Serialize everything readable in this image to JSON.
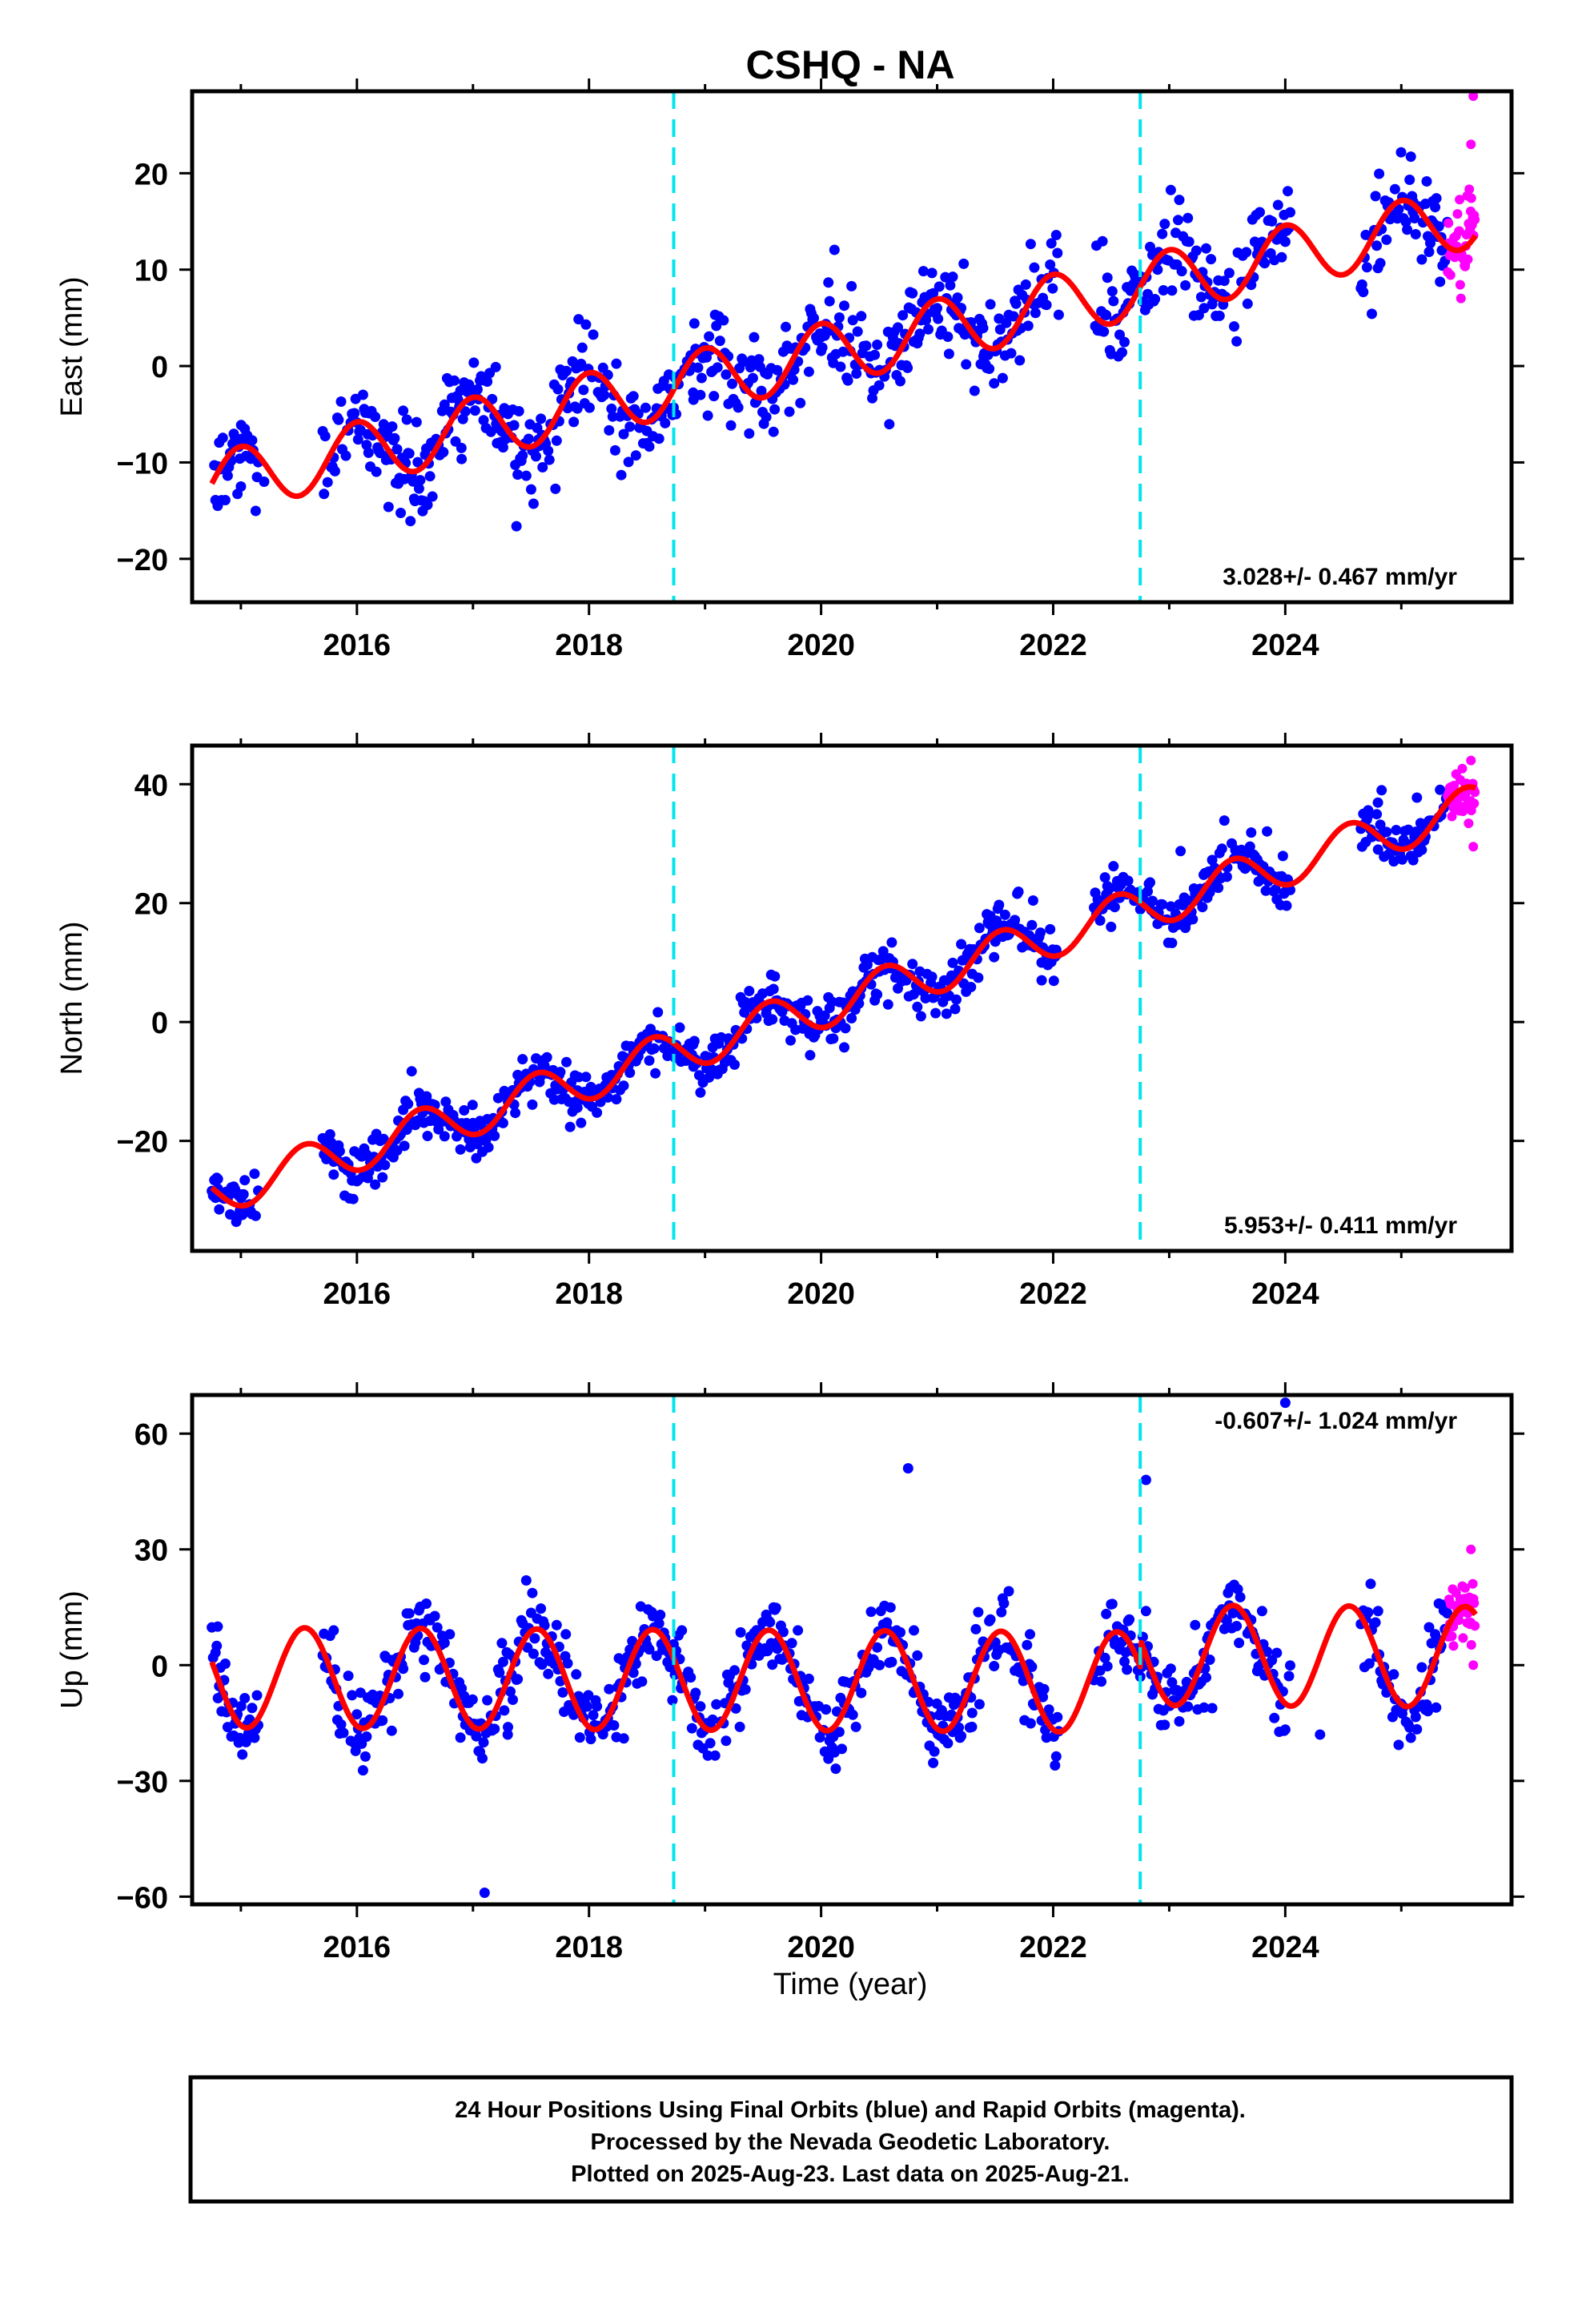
{
  "chart_title": "CSHQ - NA",
  "x_axis_label": "Time (year)",
  "footer": {
    "line1": "24 Hour Positions Using Final Orbits (blue) and Rapid Orbits (magenta).",
    "line2": "Processed by the Nevada Geodetic Laboratory.",
    "line3": "Plotted on 2025-Aug-23. Last data on 2025-Aug-21."
  },
  "colors": {
    "final_orbits": "#0000ff",
    "rapid_orbits": "#ff00ff",
    "model_fit": "#ff0000",
    "equipment_change": "#00e5ee",
    "frame": "#000000"
  },
  "chart_data": [
    {
      "type": "scatter",
      "panel": "east",
      "ylabel": "East (mm)",
      "xlim": [
        2014.58,
        2025.95
      ],
      "ylim": [
        -24.5,
        28.5
      ],
      "x_ticks": [
        2016,
        2018,
        2020,
        2022,
        2024
      ],
      "y_ticks": [
        -20,
        -10,
        0,
        10,
        20
      ],
      "rate_annotation": "3.028+/- 0.467 mm/yr",
      "rate_position": "bottom-right",
      "equipment_changes": [
        2018.73,
        2022.75
      ],
      "data_span": [
        2014.75,
        2025.4
      ],
      "rapid_span": [
        2025.4,
        2025.64
      ],
      "offsets": [],
      "series": [
        {
          "name": "Final Orbits (blue)",
          "color": "#0000ff",
          "sampled_values": [
            [
              2014.8,
              -14.5
            ],
            [
              2015.0,
              -12.5
            ],
            [
              2015.2,
              -12.0
            ],
            [
              2015.8,
              -9.5
            ],
            [
              2016.1,
              -9.0
            ],
            [
              2016.5,
              -14.0
            ],
            [
              2016.9,
              -8.5
            ],
            [
              2017.2,
              -6.0
            ],
            [
              2017.6,
              -10.5
            ],
            [
              2018.1,
              -3.0
            ],
            [
              2018.5,
              -8.0
            ],
            [
              2018.9,
              -3.5
            ],
            [
              2019.2,
              1.0
            ],
            [
              2019.6,
              -4.5
            ],
            [
              2020.0,
              3.0
            ],
            [
              2020.5,
              -2.0
            ],
            [
              2021.0,
              6.0
            ],
            [
              2021.4,
              1.0
            ],
            [
              2021.9,
              9.0
            ],
            [
              2022.4,
              4.5
            ],
            [
              2022.9,
              10.0
            ],
            [
              2023.3,
              6.0
            ],
            [
              2023.8,
              11.5
            ],
            [
              2024.8,
              14.0
            ],
            [
              2025.1,
              16.0
            ],
            [
              2025.35,
              12.0
            ]
          ]
        },
        {
          "name": "Rapid Orbits (magenta)",
          "color": "#ff00ff",
          "sampled_values": [
            [
              2025.45,
              12.0
            ],
            [
              2025.5,
              14.0
            ],
            [
              2025.55,
              10.5
            ],
            [
              2025.6,
              23.0
            ],
            [
              2025.62,
              28.0
            ]
          ]
        },
        {
          "name": "Model fit",
          "color": "#ff0000",
          "model": {
            "t0": 2020.0,
            "intercept": 1.2,
            "rate": 2.55,
            "seasonal_amplitude": 3.2,
            "seasonal_phase_year": 2015.0
          }
        }
      ]
    },
    {
      "type": "scatter",
      "panel": "north",
      "ylabel": "North (mm)",
      "xlim": [
        2014.58,
        2025.95
      ],
      "ylim": [
        -38.5,
        46.5
      ],
      "x_ticks": [
        2016,
        2018,
        2020,
        2022,
        2024
      ],
      "y_ticks": [
        -20,
        0,
        20,
        40
      ],
      "rate_annotation": "5.953+/- 0.411 mm/yr",
      "rate_position": "bottom-right",
      "equipment_changes": [
        2018.73,
        2022.75
      ],
      "data_span": [
        2014.75,
        2025.4
      ],
      "rapid_span": [
        2025.4,
        2025.64
      ],
      "offsets": [],
      "series": [
        {
          "name": "Final Orbits (blue)",
          "color": "#0000ff",
          "sampled_values": [
            [
              2014.8,
              -28.0
            ],
            [
              2015.0,
              -29.0
            ],
            [
              2015.8,
              -23.5
            ],
            [
              2016.2,
              -20.0
            ],
            [
              2016.6,
              -12.5
            ],
            [
              2017.0,
              -17.0
            ],
            [
              2017.6,
              -7.0
            ],
            [
              2017.9,
              -11.5
            ],
            [
              2018.5,
              -2.0
            ],
            [
              2018.9,
              -7.5
            ],
            [
              2019.6,
              3.0
            ],
            [
              2019.9,
              -2.0
            ],
            [
              2020.5,
              8.5
            ],
            [
              2020.9,
              4.0
            ],
            [
              2021.5,
              14.0
            ],
            [
              2021.9,
              10.0
            ],
            [
              2022.5,
              20.5
            ],
            [
              2022.9,
              16.5
            ],
            [
              2023.5,
              26.0
            ],
            [
              2023.9,
              22.0
            ],
            [
              2024.8,
              29.0
            ],
            [
              2025.2,
              32.0
            ]
          ]
        },
        {
          "name": "Rapid Orbits (magenta)",
          "color": "#ff00ff",
          "sampled_values": [
            [
              2025.45,
              36.0
            ],
            [
              2025.5,
              38.0
            ],
            [
              2025.55,
              40.0
            ],
            [
              2025.6,
              44.0
            ],
            [
              2025.62,
              29.5
            ]
          ]
        },
        {
          "name": "Model fit",
          "color": "#ff0000",
          "model": {
            "t0": 2020.0,
            "intercept": 2.5,
            "rate": 6.0,
            "seasonal_amplitude": 3.6,
            "seasonal_phase_year": 2015.55
          }
        }
      ]
    },
    {
      "type": "scatter",
      "panel": "up",
      "ylabel": "Up (mm)",
      "xlim": [
        2014.58,
        2025.95
      ],
      "ylim": [
        -62.0,
        70.0
      ],
      "x_ticks": [
        2016,
        2018,
        2020,
        2022,
        2024
      ],
      "y_ticks": [
        -60,
        -30,
        0,
        30,
        60
      ],
      "rate_annotation": "-0.607+/- 1.024 mm/yr",
      "rate_position": "top-right",
      "equipment_changes": [
        2018.73,
        2022.75
      ],
      "data_span": [
        2014.75,
        2025.4
      ],
      "rapid_span": [
        2025.4,
        2025.64
      ],
      "offsets": [
        {
          "time": 2022.75,
          "value": 7.0
        }
      ],
      "series": [
        {
          "name": "Final Orbits (blue)",
          "color": "#0000ff",
          "sampled_values": [
            [
              2014.8,
              10.0
            ],
            [
              2015.8,
              9.0
            ],
            [
              2016.3,
              -17.0
            ],
            [
              2016.8,
              8.0
            ],
            [
              2017.1,
              -59.0
            ],
            [
              2017.3,
              -18.0
            ],
            [
              2017.8,
              8.0
            ],
            [
              2018.3,
              -19.0
            ],
            [
              2018.8,
              9.0
            ],
            [
              2019.3,
              -16.0
            ],
            [
              2019.8,
              9.0
            ],
            [
              2020.3,
              -16.0
            ],
            [
              2020.75,
              51.0
            ],
            [
              2020.8,
              9.0
            ],
            [
              2021.3,
              -16.0
            ],
            [
              2021.8,
              8.0
            ],
            [
              2022.8,
              48.0
            ],
            [
              2022.8,
              14.0
            ],
            [
              2023.3,
              -11.0
            ],
            [
              2023.8,
              14.0
            ],
            [
              2024.0,
              68.0
            ],
            [
              2024.3,
              -18.0
            ],
            [
              2024.8,
              14.0
            ],
            [
              2025.3,
              -11.0
            ]
          ]
        },
        {
          "name": "Rapid Orbits (magenta)",
          "color": "#ff00ff",
          "sampled_values": [
            [
              2025.45,
              5.0
            ],
            [
              2025.5,
              14.0
            ],
            [
              2025.55,
              20.0
            ],
            [
              2025.6,
              30.0
            ],
            [
              2025.62,
              0.0
            ]
          ]
        },
        {
          "name": "Model fit",
          "color": "#ff0000",
          "model": {
            "t0": 2020.0,
            "intercept": -4.0,
            "rate": -0.15,
            "seasonal_amplitude": 13.0,
            "seasonal_phase_year": 2014.55
          }
        }
      ]
    }
  ]
}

****

## What the exercise asks
Copy out each line of the data containing the string "ylabel".

## The completed task
      "ylabel": "East (mm)",
      "ylabel": "North (mm)",
      "ylabel": "Up (mm)",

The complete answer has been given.